Given records =
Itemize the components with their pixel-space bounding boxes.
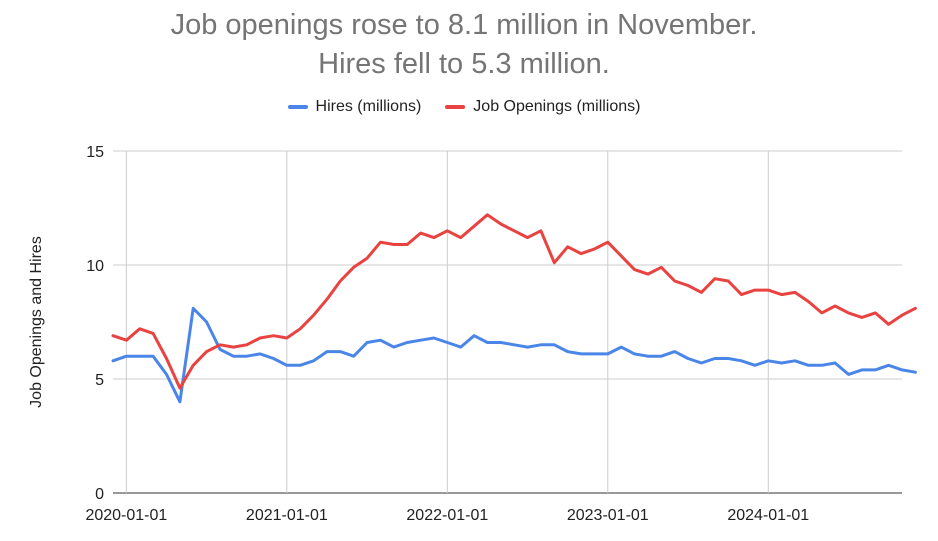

==

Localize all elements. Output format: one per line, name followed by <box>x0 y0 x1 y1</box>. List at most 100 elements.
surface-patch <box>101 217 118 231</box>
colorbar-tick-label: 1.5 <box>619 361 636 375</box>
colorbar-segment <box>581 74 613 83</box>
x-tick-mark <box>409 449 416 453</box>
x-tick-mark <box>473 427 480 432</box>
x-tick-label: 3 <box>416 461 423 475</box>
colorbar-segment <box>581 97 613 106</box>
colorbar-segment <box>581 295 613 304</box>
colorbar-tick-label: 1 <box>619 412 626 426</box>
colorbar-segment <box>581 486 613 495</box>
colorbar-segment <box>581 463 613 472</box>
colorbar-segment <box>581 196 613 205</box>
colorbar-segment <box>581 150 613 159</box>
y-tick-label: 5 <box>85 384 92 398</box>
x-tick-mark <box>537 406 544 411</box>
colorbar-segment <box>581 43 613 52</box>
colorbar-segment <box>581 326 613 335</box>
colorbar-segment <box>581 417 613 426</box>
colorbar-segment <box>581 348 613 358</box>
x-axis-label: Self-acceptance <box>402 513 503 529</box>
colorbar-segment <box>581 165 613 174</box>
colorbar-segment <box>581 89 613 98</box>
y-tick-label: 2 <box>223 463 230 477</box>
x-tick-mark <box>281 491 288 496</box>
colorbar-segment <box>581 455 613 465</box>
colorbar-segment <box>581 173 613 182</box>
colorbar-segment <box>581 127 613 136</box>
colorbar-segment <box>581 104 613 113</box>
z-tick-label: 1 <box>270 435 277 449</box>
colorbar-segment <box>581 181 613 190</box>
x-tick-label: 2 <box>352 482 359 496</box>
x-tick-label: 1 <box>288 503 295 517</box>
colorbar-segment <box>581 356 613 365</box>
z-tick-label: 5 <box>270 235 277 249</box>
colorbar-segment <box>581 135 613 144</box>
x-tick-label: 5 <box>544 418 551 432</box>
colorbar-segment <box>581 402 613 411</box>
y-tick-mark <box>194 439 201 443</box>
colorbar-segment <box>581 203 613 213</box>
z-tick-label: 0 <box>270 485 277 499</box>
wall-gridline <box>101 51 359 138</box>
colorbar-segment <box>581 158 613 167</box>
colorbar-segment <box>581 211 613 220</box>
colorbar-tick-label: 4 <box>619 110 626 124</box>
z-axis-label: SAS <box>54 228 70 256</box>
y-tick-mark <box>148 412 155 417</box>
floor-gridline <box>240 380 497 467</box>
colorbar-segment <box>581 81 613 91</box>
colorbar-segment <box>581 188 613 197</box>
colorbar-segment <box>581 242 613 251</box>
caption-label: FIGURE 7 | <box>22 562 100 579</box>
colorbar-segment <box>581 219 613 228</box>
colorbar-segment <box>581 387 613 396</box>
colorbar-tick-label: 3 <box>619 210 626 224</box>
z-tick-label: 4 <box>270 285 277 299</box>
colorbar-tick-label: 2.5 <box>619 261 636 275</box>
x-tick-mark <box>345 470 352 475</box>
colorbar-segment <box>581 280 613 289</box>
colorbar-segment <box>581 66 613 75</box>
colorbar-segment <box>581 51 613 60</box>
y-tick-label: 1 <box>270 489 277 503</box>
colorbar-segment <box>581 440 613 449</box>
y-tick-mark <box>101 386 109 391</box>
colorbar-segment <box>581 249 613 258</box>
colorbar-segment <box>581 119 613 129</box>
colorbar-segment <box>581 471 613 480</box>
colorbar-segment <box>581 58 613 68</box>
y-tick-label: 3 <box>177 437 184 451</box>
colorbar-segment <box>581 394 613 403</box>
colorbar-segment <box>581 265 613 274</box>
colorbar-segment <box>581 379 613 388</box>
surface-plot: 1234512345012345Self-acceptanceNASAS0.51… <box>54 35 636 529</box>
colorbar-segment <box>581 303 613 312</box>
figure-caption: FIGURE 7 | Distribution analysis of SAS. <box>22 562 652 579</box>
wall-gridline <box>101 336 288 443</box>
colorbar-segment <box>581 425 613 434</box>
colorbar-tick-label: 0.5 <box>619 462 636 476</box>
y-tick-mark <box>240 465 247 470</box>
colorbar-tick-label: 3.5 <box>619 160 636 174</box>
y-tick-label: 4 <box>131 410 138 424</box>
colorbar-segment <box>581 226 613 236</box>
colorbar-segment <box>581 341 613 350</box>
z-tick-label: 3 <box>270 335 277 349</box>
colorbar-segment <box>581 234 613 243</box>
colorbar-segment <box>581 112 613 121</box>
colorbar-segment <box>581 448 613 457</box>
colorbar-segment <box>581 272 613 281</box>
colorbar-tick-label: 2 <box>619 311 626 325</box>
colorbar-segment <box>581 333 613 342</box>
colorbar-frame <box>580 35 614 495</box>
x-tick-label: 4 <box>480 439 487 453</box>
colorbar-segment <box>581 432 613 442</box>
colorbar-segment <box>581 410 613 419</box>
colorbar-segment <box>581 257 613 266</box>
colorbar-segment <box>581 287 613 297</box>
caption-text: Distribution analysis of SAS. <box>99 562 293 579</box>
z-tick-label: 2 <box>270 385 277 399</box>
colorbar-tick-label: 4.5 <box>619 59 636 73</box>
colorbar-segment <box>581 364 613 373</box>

Exercise prompt =
Copy word for word the items from the line with "Localize all elements." up to and including the line with "x-tick-mark <box>473 427 480 432</box>".

Exercise response =
Localize all elements. Output format: one per line, name followed by <box>x0 y0 x1 y1</box>. List at most 100 elements.
surface-patch <box>101 217 118 231</box>
colorbar-tick-label: 1.5 <box>619 361 636 375</box>
colorbar-segment <box>581 74 613 83</box>
x-tick-mark <box>409 449 416 453</box>
x-tick-mark <box>473 427 480 432</box>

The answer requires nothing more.